Identify all lines of the data containing the string "Purchase" and copy them.

(RECORDS FOR PROCESSING)
________________________
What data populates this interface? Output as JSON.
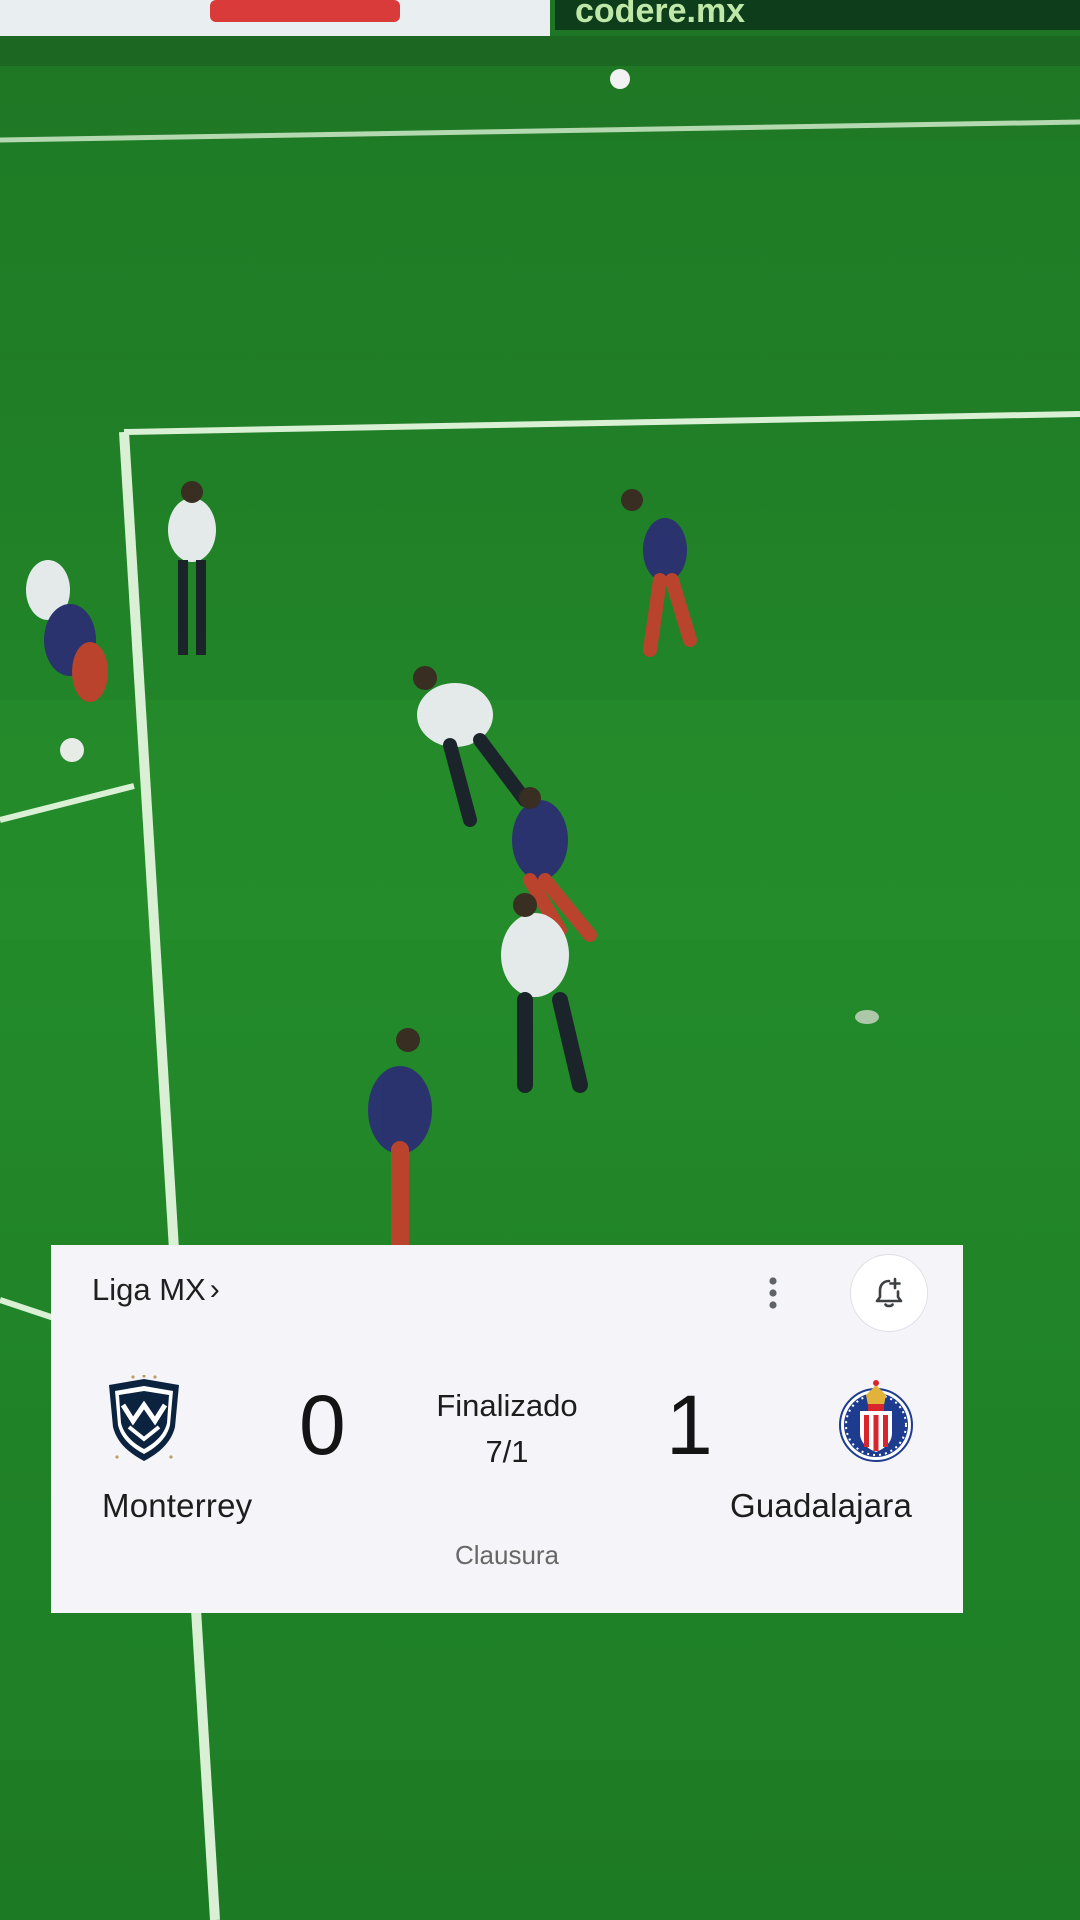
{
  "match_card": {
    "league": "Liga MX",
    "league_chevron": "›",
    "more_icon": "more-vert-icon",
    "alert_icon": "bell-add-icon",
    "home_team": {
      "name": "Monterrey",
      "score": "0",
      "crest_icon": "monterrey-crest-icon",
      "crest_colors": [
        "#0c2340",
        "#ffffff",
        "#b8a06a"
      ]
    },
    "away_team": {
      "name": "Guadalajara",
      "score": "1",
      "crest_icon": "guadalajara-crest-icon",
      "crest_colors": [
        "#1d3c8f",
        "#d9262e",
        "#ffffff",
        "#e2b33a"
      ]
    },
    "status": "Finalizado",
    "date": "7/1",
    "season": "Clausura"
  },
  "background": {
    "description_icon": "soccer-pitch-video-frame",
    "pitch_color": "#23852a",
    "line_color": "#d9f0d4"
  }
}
________________________
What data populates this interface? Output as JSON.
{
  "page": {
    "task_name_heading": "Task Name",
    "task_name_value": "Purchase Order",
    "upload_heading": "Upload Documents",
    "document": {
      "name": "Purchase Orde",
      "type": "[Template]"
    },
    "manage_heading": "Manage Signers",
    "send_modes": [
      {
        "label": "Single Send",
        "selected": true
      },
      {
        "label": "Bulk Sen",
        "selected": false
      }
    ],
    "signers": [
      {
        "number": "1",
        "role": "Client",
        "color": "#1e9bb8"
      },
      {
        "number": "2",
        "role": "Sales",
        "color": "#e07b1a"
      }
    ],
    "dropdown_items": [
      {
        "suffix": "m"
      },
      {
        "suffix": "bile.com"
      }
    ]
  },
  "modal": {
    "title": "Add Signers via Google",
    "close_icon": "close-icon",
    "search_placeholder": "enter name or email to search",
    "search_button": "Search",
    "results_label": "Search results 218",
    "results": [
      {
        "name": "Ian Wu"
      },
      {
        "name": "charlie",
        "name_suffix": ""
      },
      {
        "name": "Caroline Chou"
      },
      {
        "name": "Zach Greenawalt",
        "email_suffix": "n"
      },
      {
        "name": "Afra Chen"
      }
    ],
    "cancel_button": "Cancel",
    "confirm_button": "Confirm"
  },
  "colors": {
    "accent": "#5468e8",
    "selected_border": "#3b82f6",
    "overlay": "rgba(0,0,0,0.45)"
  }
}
________________________
(RESULT OF THIS EXERCISE)
    "task_name_value": "Purchase Order",
      "name": "Purchase Orde",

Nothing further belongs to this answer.